Written exercise => Retype every entry exactly, character for character.

The records =>

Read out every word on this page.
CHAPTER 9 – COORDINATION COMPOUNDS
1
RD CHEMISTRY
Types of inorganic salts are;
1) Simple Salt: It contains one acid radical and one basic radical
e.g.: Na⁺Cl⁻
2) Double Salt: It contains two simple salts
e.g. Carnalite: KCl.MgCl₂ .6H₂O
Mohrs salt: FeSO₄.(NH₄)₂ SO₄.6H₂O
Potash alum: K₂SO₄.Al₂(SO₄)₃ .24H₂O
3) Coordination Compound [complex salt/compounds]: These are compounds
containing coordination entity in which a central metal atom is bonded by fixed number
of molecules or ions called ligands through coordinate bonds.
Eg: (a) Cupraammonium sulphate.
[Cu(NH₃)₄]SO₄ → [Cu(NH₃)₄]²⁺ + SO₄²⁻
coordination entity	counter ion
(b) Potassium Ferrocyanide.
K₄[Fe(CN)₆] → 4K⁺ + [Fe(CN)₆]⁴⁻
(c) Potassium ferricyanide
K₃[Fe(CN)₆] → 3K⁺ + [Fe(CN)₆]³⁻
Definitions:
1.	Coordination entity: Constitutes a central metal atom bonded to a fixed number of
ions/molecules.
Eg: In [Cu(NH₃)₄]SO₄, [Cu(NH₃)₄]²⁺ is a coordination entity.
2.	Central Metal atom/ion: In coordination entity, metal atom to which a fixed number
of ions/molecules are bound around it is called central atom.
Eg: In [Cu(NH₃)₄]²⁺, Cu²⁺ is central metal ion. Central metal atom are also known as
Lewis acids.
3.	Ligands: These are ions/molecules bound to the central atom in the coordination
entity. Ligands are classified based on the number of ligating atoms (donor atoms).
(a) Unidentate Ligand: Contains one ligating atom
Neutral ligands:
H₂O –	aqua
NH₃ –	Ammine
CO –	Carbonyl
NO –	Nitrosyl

Response to this task =>
Read out every word on this page.
CHAPTER 9 – COORDINATION COMPOUNDS
1
RD CHEMISTRY
Types of inorganic salts are;
1) Simple Salt: It contains one acid radical and one basic radical
e.g.: Na⁺Cl⁻
2) Double Salt: It contains two simple salts
e.g. Carnalite: KCl.MgCl₂ .6H₂O
Mohrs salt: FeSO₄.(NH₄)₂ SO₄.6H₂O
Potash alum: K₂SO₄.Al₂(SO₄)₃ .24H₂O
3) Coordination Compound [complex salt/compounds]: These are compounds
containing coordination entity in which a central metal atom is bonded by fixed number
of molecules or ions called ligands through coordinate bonds.
Eg: (a) Cupraammonium sulphate.
[Cu(NH₃)₄]SO₄ → [Cu(NH₃)₄]²⁺ + SO₄²⁻
coordination entity	counter ion
(b) Potassium Ferrocyanide.
K₄[Fe(CN)₆] → 4K⁺ + [Fe(CN)₆]⁴⁻
(c) Potassium ferricyanide
K₃[Fe(CN)₆] → 3K⁺ + [Fe(CN)₆]³⁻
Definitions:
1.	Coordination entity: Constitutes a central metal atom bonded to a fixed number of
ions/molecules.
Eg: In [Cu(NH₃)₄]SO₄, [Cu(NH₃)₄]²⁺ is a coordination entity.
2.	Central Metal atom/ion: In coordination entity, metal atom to which a fixed number
of ions/molecules are bound around it is called central atom.
Eg: In [Cu(NH₃)₄]²⁺, Cu²⁺ is central metal ion. Central metal atom are also known as
Lewis acids.
3.	Ligands: These are ions/molecules bound to the central atom in the coordination
entity. Ligands are classified based on the number of ligating atoms (donor atoms).
(a) Unidentate Ligand: Contains one ligating atom
Neutral ligands:
H₂O –	aqua
NH₃ –	Ammine
CO –	Carbonyl
NO –	Nitrosyl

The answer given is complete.